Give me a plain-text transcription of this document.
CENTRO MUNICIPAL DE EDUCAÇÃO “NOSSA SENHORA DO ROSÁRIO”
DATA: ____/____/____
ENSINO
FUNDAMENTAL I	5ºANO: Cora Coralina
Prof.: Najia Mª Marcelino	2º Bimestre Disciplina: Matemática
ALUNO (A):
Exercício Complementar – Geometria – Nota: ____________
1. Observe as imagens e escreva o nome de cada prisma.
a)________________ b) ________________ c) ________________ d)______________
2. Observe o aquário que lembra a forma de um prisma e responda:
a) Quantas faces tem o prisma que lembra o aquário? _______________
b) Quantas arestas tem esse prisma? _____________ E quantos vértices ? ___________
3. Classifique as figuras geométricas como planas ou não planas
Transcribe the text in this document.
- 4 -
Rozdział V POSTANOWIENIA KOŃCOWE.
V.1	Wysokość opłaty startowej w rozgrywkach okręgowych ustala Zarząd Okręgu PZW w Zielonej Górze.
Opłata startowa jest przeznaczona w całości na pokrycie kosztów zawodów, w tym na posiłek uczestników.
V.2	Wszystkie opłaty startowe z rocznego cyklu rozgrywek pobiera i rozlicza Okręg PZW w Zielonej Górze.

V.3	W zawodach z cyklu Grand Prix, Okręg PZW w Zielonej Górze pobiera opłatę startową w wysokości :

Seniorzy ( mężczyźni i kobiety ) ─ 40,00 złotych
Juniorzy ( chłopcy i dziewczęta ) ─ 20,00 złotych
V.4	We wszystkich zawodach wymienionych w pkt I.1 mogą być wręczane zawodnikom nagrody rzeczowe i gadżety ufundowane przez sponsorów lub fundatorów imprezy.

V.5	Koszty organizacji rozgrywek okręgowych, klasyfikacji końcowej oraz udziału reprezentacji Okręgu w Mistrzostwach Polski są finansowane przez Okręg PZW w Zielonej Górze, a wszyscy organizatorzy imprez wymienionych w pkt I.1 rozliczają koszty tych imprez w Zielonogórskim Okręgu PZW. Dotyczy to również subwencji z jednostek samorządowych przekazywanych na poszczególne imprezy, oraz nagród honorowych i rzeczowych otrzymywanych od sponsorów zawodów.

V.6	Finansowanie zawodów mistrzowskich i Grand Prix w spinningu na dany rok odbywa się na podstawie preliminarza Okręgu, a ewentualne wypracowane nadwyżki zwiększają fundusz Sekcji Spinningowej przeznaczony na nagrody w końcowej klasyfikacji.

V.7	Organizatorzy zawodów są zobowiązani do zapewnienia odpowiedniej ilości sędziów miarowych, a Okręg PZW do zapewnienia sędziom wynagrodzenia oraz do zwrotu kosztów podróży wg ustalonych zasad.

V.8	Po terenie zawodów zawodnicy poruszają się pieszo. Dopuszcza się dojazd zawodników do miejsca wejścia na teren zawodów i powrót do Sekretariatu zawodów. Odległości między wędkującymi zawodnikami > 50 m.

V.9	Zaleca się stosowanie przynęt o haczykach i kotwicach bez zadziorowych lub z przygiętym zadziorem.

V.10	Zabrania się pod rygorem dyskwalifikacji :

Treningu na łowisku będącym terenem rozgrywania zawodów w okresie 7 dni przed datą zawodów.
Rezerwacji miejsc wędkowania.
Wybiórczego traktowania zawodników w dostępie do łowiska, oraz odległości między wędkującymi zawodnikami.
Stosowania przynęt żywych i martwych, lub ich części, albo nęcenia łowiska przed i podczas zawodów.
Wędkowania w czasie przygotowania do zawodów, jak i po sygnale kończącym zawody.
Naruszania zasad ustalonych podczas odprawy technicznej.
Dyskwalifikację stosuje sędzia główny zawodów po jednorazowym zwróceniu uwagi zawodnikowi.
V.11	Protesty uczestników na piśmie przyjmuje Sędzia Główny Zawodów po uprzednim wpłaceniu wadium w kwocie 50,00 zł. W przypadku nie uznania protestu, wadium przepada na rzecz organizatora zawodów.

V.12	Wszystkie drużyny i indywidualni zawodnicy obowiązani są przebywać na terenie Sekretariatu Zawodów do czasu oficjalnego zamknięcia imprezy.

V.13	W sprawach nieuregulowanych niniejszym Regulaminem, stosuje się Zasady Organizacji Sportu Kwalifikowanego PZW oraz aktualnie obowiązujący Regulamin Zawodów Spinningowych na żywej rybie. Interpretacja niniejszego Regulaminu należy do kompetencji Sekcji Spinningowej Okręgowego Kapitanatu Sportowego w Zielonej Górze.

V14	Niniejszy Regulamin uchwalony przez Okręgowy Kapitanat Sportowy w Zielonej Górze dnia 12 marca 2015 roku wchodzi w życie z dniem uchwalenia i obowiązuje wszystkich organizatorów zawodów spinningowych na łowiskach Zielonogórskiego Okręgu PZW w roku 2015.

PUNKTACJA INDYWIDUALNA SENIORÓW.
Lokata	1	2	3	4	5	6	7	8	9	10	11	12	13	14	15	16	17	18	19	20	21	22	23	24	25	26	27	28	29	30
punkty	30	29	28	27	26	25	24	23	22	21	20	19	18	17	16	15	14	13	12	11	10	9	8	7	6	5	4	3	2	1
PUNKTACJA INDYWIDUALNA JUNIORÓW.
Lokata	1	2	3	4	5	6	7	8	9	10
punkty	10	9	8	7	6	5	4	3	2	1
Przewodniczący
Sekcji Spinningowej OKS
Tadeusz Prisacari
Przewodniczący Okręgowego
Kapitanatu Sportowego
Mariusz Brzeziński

+-------+

◆ **Request**: Output the entries exactly.

◆ **Output for this task**:
Give me a plain-text transcription of this document.
CENTRO MUNICIPAL DE EDUCAÇÃO “NOSSA SENHORA DO ROSÁRIO”
DATA: ____/____/____
ENSINO
FUNDAMENTAL I	5ºANO: Cora Coralina
Prof.: Najia Mª Marcelino	2º Bimestre Disciplina: Matemática
ALUNO (A):
Exercício Complementar – Geometria – Nota: ____________
1. Observe as imagens e escreva o nome de cada prisma.
a)________________ b) ________________ c) ________________ d)______________
2. Observe o aquário que lembra a forma de um prisma e responda:
a) Quantas faces tem o prisma que lembra o aquário? _______________
b) Quantas arestas tem esse prisma? _____________ E quantos vértices ? ___________
3. Classifique as figuras geométricas como planas ou não planas
Transcribe the text in this document.
- 4 -
Rozdział V POSTANOWIENIA KOŃCOWE.
V.1	Wysokość opłaty startowej w rozgrywkach okręgowych ustala Zarząd Okręgu PZW w Zielonej Górze.
Opłata startowa jest przeznaczona w całości na pokrycie kosztów zawodów, w tym na posiłek uczestników.
V.2	Wszystkie opłaty startowe z rocznego cyklu rozgrywek pobiera i rozlicza Okręg PZW w Zielonej Górze.

V.3	W zawodach z cyklu Grand Prix, Okręg PZW w Zielonej Górze pobiera opłatę startową w wysokości :

Seniorzy ( mężczyźni i kobiety ) ─ 40,00 złotych
Juniorzy ( chłopcy i dziewczęta ) ─ 20,00 złotych
V.4	We wszystkich zawodach wymienionych w pkt I.1 mogą być wręczane zawodnikom nagrody rzeczowe i gadżety ufundowane przez sponsorów lub fundatorów imprezy.

V.5	Koszty organizacji rozgrywek okręgowych, klasyfikacji końcowej oraz udziału reprezentacji Okręgu w Mistrzostwach Polski są finansowane przez Okręg PZW w Zielonej Górze, a wszyscy organizatorzy imprez wymienionych w pkt I.1 rozliczają koszty tych imprez w Zielonogórskim Okręgu PZW. Dotyczy to również subwencji z jednostek samorządowych przekazywanych na poszczególne imprezy, oraz nagród honorowych i rzeczowych otrzymywanych od sponsorów zawodów.

V.6	Finansowanie zawodów mistrzowskich i Grand Prix w spinningu na dany rok odbywa się na podstawie preliminarza Okręgu, a ewentualne wypracowane nadwyżki zwiększają fundusz Sekcji Spinningowej przeznaczony na nagrody w końcowej klasyfikacji.

V.7	Organizatorzy zawodów są zobowiązani do zapewnienia odpowiedniej ilości sędziów miarowych, a Okręg PZW do zapewnienia sędziom wynagrodzenia oraz do zwrotu kosztów podróży wg ustalonych zasad.

V.8	Po terenie zawodów zawodnicy poruszają się pieszo. Dopuszcza się dojazd zawodników do miejsca wejścia na teren zawodów i powrót do Sekretariatu zawodów. Odległości między wędkującymi zawodnikami > 50 m.

V.9	Zaleca się stosowanie przynęt o haczykach i kotwicach bez zadziorowych lub z przygiętym zadziorem.

V.10	Zabrania się pod rygorem dyskwalifikacji :

Treningu na łowisku będącym terenem rozgrywania zawodów w okresie 7 dni przed datą zawodów.
Rezerwacji miejsc wędkowania.
Wybiórczego traktowania zawodników w dostępie do łowiska, oraz odległości między wędkującymi zawodnikami.
Stosowania przynęt żywych i martwych, lub ich części, albo nęcenia łowiska przed i podczas zawodów.
Wędkowania w czasie przygotowania do zawodów, jak i po sygnale kończącym zawody.
Naruszania zasad ustalonych podczas odprawy technicznej.
Dyskwalifikację stosuje sędzia główny zawodów po jednorazowym zwróceniu uwagi zawodnikowi.
V.11	Protesty uczestników na piśmie przyjmuje Sędzia Główny Zawodów po uprzednim wpłaceniu wadium w kwocie 50,00 zł. W przypadku nie uznania protestu, wadium przepada na rzecz organizatora zawodów.

V.12	Wszystkie drużyny i indywidualni zawodnicy obowiązani są przebywać na terenie Sekretariatu Zawodów do czasu oficjalnego zamknięcia imprezy.

V.13	W sprawach nieuregulowanych niniejszym Regulaminem, stosuje się Zasady Organizacji Sportu Kwalifikowanego PZW oraz aktualnie obowiązujący Regulamin Zawodów Spinningowych na żywej rybie. Interpretacja niniejszego Regulaminu należy do kompetencji Sekcji Spinningowej Okręgowego Kapitanatu Sportowego w Zielonej Górze.

V14	Niniejszy Regulamin uchwalony przez Okręgowy Kapitanat Sportowy w Zielonej Górze dnia 12 marca 2015 roku wchodzi w życie z dniem uchwalenia i obowiązuje wszystkich organizatorów zawodów spinningowych na łowiskach Zielonogórskiego Okręgu PZW w roku 2015.

PUNKTACJA INDYWIDUALNA SENIORÓW.
Lokata	1	2	3	4	5	6	7	8	9	10	11	12	13	14	15	16	17	18	19	20	21	22	23	24	25	26	27	28	29	30
punkty	30	29	28	27	26	25	24	23	22	21	20	19	18	17	16	15	14	13	12	11	10	9	8	7	6	5	4	3	2	1
PUNKTACJA INDYWIDUALNA JUNIORÓW.
Lokata	1	2	3	4	5	6	7	8	9	10
punkty	10	9	8	7	6	5	4	3	2	1
Przewodniczący
Sekcji Spinningowej OKS
Tadeusz Prisacari
Przewodniczący Okręgowego
Kapitanatu Sportowego
Mariusz Brzeziński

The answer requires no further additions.